→ WORK TO COMPLETE
Copy each line below in which the word "мероприятия" occurs.
[start INFORMATION PROVIDED]
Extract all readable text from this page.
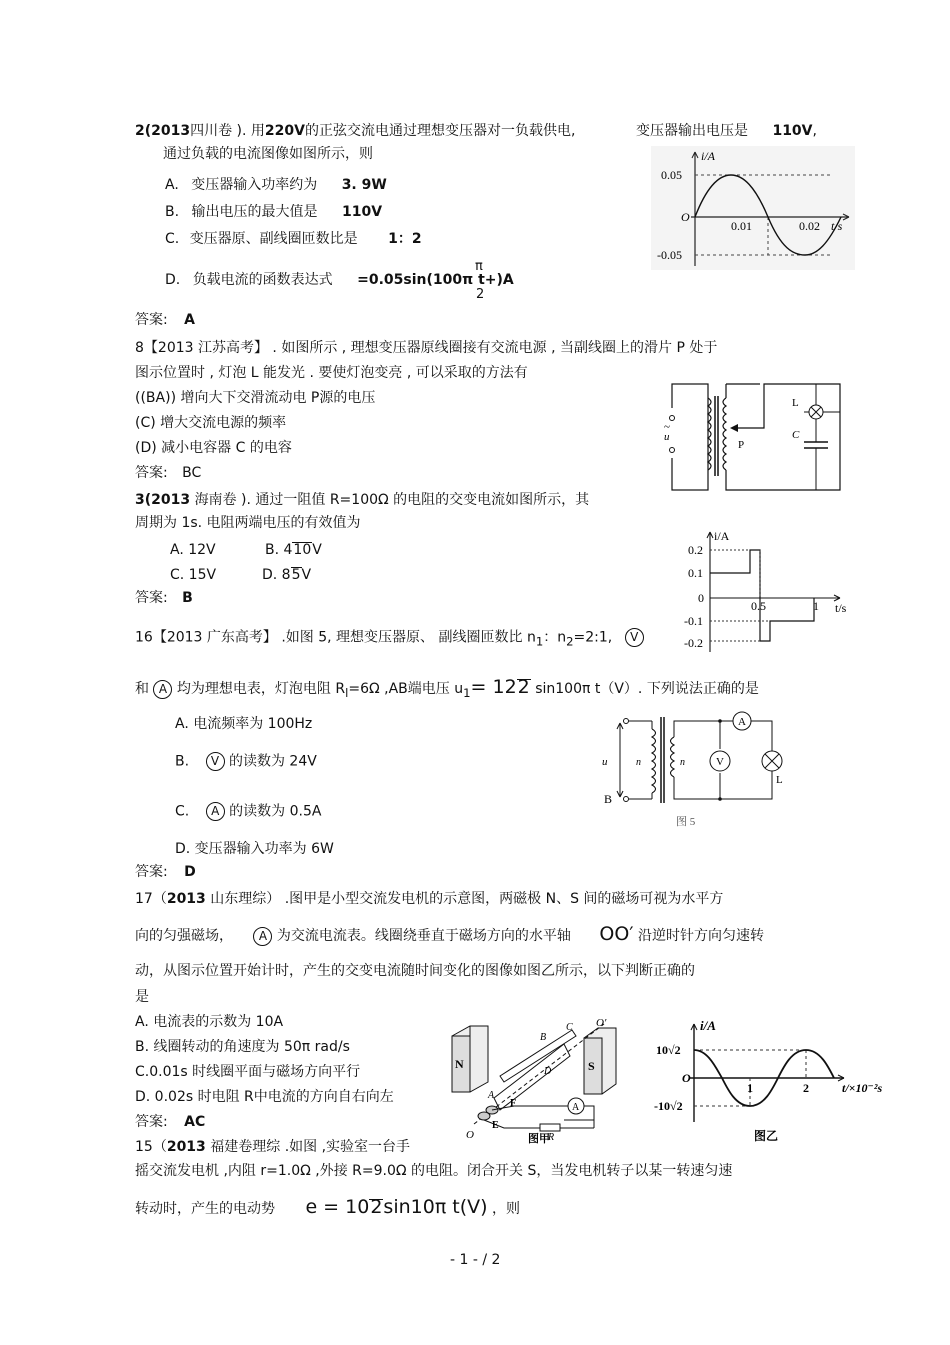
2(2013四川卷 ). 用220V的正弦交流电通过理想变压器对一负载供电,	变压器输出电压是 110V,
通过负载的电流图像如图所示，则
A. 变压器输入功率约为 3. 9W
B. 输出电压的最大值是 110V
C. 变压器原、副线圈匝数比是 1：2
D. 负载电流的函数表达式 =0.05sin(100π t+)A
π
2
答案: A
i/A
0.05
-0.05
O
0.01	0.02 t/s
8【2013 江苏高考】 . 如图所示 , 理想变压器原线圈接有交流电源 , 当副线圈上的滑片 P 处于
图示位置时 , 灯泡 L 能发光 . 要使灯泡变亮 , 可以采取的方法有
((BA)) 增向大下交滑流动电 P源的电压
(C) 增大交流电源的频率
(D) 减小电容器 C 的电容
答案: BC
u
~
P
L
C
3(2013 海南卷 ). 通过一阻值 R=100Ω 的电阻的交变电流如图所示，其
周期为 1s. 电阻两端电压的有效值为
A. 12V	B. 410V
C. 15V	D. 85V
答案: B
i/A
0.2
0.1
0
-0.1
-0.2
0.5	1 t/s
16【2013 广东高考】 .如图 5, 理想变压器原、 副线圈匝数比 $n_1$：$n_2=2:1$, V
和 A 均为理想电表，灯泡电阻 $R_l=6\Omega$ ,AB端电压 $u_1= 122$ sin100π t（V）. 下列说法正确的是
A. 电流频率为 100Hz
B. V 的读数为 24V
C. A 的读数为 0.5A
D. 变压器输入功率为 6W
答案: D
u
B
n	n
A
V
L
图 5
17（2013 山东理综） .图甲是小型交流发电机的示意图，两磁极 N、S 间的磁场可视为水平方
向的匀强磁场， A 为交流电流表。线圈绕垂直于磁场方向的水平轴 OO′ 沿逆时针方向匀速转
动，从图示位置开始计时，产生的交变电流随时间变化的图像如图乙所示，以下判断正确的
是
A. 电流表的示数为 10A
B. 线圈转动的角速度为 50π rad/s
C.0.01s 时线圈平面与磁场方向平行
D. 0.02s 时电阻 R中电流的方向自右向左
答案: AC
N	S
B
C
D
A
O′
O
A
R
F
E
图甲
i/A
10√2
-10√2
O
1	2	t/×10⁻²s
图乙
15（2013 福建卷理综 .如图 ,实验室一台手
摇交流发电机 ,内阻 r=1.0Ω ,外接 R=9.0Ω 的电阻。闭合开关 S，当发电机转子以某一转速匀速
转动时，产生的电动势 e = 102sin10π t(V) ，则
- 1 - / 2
[end INFORMATION PROVIDED]
[start INFORMATION PROVIDED]
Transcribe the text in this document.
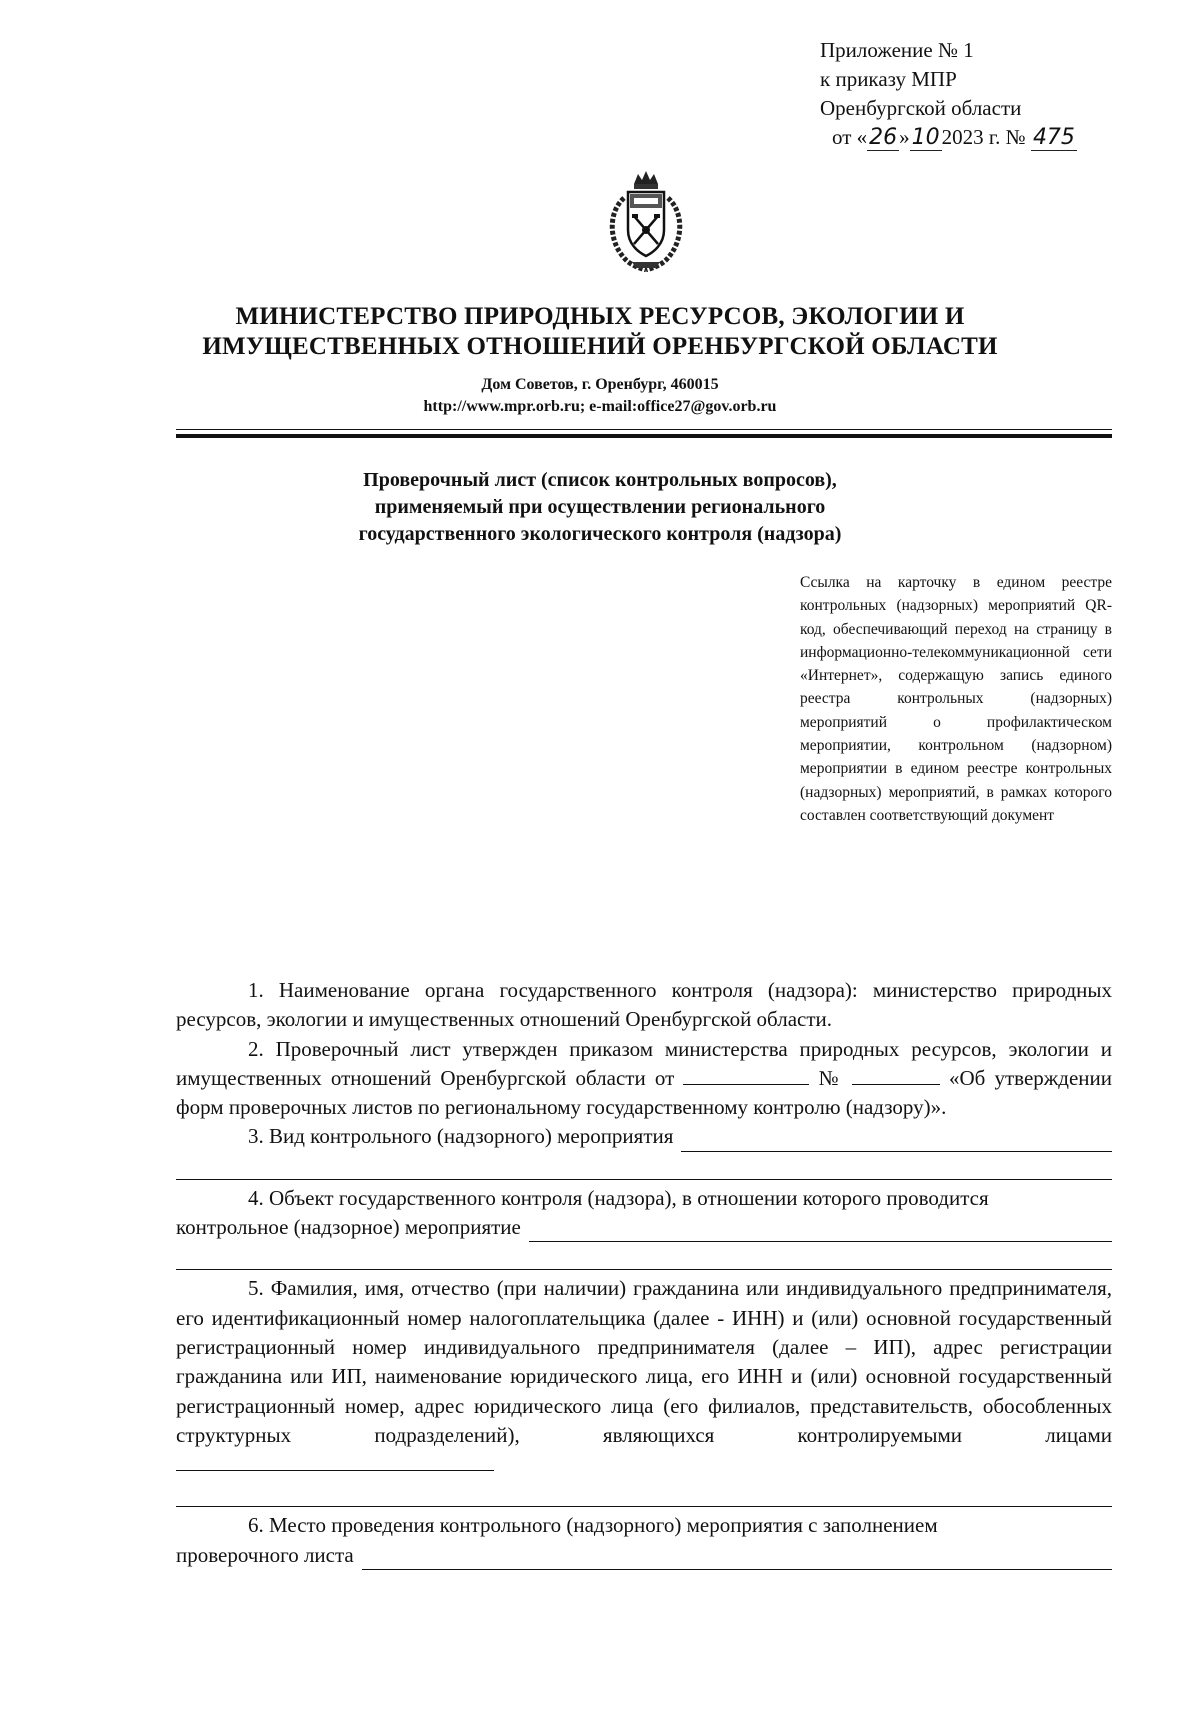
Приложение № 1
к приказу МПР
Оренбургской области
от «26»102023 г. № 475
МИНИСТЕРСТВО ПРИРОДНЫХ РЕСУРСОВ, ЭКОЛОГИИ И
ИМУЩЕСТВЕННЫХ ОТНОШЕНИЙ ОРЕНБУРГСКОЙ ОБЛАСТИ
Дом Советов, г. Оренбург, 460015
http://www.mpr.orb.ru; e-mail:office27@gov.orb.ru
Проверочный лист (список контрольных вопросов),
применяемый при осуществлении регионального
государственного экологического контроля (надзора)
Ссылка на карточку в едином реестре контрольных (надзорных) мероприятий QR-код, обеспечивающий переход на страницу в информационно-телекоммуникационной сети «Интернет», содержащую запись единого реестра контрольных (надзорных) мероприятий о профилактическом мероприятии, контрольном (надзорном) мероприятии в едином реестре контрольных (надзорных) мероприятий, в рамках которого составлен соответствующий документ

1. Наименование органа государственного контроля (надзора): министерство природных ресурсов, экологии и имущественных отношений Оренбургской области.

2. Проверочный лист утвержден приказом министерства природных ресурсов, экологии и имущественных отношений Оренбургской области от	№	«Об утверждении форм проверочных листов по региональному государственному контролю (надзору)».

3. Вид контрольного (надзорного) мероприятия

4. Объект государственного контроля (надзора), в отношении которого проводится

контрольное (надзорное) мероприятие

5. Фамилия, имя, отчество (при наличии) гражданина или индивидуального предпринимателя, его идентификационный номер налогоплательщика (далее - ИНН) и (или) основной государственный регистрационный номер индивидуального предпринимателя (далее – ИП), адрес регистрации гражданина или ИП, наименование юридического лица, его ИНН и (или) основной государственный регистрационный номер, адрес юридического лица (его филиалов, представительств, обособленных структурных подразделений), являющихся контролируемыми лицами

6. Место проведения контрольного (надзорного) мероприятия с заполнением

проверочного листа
[end INFORMATION PROVIDED]
→ EXERCISE ANSWER
3. Вид контрольного (надзорного) мероприятия
6. Место проведения контрольного (надзорного) мероприятия с заполнением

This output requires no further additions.